Given task => Take the material below and write it all out again exactly.

>>>

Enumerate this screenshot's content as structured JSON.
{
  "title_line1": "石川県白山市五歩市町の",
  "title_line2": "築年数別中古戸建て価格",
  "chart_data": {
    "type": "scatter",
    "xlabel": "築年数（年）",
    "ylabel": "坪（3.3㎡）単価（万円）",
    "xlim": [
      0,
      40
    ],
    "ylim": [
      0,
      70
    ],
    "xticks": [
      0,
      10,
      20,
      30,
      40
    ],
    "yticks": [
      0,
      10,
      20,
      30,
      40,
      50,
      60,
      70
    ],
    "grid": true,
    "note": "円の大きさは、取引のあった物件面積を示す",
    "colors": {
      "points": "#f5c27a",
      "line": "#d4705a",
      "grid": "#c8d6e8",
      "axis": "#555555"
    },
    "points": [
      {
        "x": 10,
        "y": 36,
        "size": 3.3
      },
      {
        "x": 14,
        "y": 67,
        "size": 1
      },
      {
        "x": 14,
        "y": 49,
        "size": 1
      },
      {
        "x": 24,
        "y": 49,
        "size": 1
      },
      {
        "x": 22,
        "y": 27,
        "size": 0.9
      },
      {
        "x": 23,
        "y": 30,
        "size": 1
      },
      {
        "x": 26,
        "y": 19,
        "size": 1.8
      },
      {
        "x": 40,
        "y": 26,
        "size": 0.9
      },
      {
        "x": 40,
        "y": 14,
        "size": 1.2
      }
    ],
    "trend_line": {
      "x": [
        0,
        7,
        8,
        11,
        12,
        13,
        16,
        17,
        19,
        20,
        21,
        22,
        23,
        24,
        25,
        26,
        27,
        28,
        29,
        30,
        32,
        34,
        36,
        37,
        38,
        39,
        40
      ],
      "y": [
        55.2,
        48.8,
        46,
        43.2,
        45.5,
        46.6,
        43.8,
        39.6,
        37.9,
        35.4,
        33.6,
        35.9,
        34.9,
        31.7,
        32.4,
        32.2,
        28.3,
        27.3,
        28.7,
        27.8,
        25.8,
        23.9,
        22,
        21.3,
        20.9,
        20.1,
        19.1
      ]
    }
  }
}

<<<

The answer =>
Enumerate this screenshot's content as structured JSON.
{
  "title_line1": "石川県白山市五歩市町の",
  "title_line2": "築年数別中古戸建て価格",
  "chart_data": {
    "type": "scatter",
    "xlabel": "築年数（年）",
    "ylabel": "坪（3.3㎡）単価（万円）",
    "xlim": [
      0,
      40
    ],
    "ylim": [
      0,
      70
    ],
    "xticks": [
      0,
      10,
      20,
      30,
      40
    ],
    "yticks": [
      0,
      10,
      20,
      30,
      40,
      50,
      60,
      70
    ],
    "grid": true,
    "note": "円の大きさは、取引のあった物件面積を示す",
    "colors": {
      "points": "#f5c27a",
      "line": "#d4705a",
      "grid": "#c8d6e8",
      "axis": "#555555"
    },
    "points": [
      {
        "x": 10,
        "y": 36,
        "size": 3.3
      },
      {
        "x": 14,
        "y": 67,
        "size": 1
      },
      {
        "x": 14,
        "y": 49,
        "size": 1
      },
      {
        "x": 24,
        "y": 49,
        "size": 1
      },
      {
        "x": 22,
        "y": 27,
        "size": 0.9
      },
      {
        "x": 23,
        "y": 30,
        "size": 1
      },
      {
        "x": 26,
        "y": 19,
        "size": 1.8
      },
      {
        "x": 40,
        "y": 26,
        "size": 0.9
      },
      {
        "x": 40,
        "y": 14,
        "size": 1.2
      }
    ],
    "trend_line": {
      "x": [
        0,
        7,
        8,
        11,
        12,
        13,
        16,
        17,
        19,
        20,
        21,
        22,
        23,
        24,
        25,
        26,
        27,
        28,
        29,
        30,
        32,
        34,
        36,
        37,
        38,
        39,
        40
      ],
      "y": [
        55.2,
        48.8,
        46,
        43.2,
        45.5,
        46.6,
        43.8,
        39.6,
        37.9,
        35.4,
        33.6,
        35.9,
        34.9,
        31.7,
        32.4,
        32.2,
        28.3,
        27.3,
        28.7,
        27.8,
        25.8,
        23.9,
        22,
        21.3,
        20.9,
        20.1,
        19.1
      ]
    }
  }
}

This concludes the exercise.